Copy the passage about the Willa Cather foundation word for word, starting at "By 1976, the" and ending at "Lost Lady (1923)".

Supplied text:

···

Acknowledging the scope of its activities in its early years, in 1965 the organization renamed itself the Willa Cather Pioneer Memorial and Educational Foundation.[8] Under Bennett's direction, the foundation's primary early focus was the preservation and restoration of sites in and around Red Cloud that figure in Cather's life and work.

By 1976, the foundation's properties included:

  • Willa Cather Childhood Home
  • Farmers' and Merchants' Bank building, erected by Silas Garber, the prototype for the Captain Forrester figure in the novel A Lost Lady (1923)

···

Data supplied:
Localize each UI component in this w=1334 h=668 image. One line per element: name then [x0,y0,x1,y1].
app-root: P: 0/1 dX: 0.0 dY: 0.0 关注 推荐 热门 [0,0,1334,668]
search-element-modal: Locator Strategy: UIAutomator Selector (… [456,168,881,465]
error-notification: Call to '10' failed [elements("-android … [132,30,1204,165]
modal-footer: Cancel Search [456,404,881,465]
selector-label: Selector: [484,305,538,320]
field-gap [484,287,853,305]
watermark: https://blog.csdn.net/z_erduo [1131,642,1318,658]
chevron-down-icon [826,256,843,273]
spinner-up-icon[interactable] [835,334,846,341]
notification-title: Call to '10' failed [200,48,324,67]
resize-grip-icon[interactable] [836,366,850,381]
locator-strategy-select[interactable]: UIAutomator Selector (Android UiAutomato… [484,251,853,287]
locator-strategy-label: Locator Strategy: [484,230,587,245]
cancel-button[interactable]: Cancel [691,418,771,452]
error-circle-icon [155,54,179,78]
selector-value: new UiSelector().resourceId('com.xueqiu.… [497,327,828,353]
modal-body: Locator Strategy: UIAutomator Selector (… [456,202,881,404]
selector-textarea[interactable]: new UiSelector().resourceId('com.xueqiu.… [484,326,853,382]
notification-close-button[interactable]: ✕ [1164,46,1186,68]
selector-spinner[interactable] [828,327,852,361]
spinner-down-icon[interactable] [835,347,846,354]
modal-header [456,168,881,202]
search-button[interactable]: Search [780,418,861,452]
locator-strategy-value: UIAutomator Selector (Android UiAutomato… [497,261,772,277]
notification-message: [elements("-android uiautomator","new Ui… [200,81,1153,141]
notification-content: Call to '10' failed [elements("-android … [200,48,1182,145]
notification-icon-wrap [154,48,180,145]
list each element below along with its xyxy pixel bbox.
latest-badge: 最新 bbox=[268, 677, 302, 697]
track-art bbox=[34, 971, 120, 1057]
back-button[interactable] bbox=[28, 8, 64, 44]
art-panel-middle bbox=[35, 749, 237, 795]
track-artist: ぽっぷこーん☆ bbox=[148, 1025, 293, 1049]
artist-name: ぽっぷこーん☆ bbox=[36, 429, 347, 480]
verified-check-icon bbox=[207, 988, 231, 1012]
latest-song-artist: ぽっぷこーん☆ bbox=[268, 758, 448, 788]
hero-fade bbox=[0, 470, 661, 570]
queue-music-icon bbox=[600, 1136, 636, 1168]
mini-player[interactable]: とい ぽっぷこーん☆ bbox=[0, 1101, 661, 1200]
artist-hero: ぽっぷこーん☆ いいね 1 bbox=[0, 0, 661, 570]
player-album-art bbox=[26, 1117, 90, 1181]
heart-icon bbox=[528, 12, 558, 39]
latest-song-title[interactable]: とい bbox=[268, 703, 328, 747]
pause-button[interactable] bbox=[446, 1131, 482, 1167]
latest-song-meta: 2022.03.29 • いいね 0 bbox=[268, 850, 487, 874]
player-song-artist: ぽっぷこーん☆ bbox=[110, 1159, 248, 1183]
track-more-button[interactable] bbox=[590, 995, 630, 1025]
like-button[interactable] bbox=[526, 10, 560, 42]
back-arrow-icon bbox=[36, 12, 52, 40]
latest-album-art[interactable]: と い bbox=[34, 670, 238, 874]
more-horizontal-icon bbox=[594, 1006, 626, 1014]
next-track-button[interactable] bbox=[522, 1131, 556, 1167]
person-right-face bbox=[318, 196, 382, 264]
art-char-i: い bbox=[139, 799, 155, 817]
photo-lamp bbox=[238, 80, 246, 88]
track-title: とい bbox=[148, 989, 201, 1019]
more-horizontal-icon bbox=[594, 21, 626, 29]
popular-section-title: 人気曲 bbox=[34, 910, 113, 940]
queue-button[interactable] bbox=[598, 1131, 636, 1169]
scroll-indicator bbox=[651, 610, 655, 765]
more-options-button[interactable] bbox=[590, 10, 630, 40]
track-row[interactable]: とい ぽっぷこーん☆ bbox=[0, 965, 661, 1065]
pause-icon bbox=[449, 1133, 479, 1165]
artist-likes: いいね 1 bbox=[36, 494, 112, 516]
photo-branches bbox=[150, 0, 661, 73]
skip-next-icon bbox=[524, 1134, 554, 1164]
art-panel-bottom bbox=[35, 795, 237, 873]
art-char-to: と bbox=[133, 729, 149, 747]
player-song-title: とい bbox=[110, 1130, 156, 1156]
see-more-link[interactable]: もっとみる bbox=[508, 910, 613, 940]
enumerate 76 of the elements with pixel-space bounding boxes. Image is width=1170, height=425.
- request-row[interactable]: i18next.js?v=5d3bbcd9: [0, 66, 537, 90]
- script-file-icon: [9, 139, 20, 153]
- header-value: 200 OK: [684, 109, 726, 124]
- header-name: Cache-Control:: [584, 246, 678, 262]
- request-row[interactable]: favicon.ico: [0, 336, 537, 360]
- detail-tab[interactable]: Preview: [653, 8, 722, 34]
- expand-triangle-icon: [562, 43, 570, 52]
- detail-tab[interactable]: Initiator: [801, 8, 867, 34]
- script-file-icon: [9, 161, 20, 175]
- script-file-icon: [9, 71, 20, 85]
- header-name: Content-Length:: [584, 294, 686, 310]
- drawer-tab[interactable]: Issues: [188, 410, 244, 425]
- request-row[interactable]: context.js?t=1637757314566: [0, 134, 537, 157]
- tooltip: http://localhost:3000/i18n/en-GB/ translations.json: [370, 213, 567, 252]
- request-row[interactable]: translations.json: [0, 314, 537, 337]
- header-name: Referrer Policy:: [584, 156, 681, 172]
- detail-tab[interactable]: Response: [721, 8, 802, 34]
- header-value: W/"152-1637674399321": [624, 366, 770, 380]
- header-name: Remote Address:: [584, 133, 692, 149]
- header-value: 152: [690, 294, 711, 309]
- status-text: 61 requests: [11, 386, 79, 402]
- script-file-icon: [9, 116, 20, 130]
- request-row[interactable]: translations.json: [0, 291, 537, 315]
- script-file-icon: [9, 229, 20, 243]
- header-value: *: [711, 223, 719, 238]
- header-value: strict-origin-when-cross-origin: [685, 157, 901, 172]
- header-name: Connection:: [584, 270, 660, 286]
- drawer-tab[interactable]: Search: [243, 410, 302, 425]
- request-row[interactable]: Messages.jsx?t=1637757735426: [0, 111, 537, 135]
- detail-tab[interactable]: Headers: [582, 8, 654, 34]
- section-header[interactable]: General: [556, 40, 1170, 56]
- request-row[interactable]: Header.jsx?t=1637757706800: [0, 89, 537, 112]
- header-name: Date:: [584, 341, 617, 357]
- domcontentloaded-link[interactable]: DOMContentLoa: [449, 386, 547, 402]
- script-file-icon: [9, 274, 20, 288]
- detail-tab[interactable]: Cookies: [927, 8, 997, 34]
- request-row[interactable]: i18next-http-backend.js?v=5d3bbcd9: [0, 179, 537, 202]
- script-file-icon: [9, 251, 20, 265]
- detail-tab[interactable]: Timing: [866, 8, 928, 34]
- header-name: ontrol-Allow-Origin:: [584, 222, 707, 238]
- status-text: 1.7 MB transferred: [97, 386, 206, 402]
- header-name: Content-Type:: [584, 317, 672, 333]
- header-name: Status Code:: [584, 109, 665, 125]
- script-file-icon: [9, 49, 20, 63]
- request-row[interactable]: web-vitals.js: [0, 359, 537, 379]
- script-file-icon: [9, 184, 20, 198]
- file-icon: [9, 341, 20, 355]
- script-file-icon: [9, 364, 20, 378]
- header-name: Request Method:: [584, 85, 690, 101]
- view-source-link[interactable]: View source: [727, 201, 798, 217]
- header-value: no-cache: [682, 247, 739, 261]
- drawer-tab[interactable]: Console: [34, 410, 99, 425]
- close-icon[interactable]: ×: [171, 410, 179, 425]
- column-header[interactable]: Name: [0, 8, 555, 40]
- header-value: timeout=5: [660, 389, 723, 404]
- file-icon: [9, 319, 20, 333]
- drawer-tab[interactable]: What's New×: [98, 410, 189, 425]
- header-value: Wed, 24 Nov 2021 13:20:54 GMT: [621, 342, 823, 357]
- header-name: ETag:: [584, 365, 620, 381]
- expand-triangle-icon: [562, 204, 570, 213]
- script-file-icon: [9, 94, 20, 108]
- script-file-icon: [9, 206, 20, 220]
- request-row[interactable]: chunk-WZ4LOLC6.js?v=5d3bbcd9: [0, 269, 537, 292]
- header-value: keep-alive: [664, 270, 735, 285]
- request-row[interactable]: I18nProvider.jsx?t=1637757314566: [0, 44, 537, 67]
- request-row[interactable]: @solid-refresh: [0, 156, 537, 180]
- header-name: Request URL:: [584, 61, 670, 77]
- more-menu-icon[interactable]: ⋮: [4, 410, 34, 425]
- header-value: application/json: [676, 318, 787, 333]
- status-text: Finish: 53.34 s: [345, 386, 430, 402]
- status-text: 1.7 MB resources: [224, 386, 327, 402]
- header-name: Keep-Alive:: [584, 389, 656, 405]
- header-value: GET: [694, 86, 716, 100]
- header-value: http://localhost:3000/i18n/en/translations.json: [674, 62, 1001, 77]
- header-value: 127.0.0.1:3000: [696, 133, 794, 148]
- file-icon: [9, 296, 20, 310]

···

Finished exercise:
By 1976, the foundation's properties included:

  • Willa Cather Childhood Home
  • Farmers' and Merchants' Bank building, erected by Silas Garber, the prototype for the Captain Forrester figure in the novel A Lost Lady (1923)